### Exercise description
In the entries below, count each line holding the word "TradingView". Answer with the total alone.
____
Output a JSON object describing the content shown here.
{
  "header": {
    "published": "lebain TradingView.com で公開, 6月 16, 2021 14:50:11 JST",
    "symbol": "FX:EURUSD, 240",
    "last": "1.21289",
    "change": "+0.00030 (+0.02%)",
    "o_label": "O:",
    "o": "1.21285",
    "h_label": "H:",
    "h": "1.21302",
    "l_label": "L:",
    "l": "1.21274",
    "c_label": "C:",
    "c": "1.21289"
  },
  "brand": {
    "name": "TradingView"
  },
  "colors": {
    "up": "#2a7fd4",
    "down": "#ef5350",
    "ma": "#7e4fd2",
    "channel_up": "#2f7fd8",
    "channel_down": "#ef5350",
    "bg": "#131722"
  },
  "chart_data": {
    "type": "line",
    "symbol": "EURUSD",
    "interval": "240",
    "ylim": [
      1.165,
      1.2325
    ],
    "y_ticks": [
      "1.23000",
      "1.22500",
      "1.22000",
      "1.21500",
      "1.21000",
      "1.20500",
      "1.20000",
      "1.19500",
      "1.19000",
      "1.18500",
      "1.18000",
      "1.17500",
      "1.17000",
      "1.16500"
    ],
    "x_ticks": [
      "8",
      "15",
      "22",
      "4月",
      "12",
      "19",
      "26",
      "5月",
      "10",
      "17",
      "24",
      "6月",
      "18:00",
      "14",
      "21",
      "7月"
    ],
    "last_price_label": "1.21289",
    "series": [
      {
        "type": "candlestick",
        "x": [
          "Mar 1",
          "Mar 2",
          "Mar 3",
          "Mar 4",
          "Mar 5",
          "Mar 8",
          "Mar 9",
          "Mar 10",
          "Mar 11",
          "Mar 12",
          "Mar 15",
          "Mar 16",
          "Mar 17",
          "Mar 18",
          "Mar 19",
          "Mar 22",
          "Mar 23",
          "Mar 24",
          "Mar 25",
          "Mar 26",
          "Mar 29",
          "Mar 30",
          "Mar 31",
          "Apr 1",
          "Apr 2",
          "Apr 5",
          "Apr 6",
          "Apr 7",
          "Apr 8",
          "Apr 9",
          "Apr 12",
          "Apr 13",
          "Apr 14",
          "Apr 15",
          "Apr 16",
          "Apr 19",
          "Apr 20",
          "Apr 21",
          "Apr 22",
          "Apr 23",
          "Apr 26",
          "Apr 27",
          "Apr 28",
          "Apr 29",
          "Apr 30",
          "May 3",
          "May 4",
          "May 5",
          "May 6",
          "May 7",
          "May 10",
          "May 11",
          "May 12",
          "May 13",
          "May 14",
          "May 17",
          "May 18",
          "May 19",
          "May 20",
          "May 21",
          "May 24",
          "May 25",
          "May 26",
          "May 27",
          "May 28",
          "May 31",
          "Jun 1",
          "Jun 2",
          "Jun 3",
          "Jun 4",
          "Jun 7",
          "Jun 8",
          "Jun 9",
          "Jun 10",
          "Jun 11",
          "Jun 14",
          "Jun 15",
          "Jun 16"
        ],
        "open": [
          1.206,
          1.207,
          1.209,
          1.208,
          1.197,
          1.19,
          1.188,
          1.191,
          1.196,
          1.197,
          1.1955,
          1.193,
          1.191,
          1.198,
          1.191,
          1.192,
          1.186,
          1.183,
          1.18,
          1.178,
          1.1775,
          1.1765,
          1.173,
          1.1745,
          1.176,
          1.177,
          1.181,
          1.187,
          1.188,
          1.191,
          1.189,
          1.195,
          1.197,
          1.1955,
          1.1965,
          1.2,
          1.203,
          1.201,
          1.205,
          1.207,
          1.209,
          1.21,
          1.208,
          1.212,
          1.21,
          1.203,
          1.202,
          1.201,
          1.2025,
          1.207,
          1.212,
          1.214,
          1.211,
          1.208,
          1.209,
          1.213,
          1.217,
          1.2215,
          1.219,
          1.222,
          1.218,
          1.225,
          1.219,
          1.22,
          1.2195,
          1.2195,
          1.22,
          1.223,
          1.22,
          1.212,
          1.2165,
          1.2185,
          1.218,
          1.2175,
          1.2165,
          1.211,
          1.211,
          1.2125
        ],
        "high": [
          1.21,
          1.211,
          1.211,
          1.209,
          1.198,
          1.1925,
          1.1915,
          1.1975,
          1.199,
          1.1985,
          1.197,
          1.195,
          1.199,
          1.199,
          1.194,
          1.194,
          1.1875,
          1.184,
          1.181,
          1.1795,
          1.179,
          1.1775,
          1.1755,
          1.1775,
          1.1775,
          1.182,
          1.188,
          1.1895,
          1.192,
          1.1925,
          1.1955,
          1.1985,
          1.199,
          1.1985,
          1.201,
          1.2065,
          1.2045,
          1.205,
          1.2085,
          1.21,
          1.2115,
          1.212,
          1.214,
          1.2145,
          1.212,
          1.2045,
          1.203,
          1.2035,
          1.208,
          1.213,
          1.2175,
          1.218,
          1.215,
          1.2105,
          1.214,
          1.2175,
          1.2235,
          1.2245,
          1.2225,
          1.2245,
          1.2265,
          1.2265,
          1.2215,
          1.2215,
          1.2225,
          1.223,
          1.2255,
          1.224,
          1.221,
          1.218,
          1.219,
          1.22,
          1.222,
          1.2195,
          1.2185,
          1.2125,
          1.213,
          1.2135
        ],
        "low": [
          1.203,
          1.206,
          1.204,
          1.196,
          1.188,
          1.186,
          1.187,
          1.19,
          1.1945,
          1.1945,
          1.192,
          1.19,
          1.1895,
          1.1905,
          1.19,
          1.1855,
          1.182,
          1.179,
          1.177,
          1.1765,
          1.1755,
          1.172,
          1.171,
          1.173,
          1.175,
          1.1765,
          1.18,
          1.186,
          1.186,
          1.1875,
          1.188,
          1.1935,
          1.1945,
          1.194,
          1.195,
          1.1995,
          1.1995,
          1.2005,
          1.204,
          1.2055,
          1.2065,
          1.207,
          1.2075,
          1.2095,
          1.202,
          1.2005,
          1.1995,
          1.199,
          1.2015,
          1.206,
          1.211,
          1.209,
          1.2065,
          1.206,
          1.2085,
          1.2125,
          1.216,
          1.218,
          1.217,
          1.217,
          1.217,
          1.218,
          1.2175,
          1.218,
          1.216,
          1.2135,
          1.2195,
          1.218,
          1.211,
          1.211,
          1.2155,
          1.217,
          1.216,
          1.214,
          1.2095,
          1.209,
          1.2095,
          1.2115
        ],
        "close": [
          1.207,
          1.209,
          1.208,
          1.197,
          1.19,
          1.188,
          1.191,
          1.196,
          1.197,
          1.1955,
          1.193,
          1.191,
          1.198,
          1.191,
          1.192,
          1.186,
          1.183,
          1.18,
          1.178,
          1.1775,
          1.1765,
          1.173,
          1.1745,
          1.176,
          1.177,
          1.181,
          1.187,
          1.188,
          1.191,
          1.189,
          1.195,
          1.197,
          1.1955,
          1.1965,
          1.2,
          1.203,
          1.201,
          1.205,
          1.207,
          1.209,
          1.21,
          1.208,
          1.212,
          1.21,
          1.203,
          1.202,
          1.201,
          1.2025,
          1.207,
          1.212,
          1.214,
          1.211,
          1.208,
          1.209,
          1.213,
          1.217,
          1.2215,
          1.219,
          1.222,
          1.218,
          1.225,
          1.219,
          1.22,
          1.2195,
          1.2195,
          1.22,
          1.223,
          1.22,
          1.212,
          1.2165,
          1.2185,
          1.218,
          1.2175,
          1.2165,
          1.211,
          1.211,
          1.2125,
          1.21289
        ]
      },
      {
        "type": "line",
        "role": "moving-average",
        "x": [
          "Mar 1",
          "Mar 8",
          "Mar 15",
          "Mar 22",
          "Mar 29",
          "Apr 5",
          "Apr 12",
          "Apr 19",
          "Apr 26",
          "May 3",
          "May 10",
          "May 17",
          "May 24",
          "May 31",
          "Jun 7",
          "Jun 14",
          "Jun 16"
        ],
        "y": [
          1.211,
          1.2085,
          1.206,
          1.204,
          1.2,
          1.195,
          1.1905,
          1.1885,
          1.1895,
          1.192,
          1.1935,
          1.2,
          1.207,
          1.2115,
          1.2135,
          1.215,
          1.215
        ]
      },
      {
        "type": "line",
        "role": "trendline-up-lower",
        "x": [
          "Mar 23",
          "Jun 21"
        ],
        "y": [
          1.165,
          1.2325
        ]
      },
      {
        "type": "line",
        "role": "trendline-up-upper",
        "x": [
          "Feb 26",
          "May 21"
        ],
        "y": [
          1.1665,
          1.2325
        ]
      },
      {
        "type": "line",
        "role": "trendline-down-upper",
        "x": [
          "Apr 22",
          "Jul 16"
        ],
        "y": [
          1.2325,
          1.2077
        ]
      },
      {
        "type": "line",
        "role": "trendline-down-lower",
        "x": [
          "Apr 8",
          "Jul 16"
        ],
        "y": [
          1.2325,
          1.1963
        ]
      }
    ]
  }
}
____
### Solution to the problem
2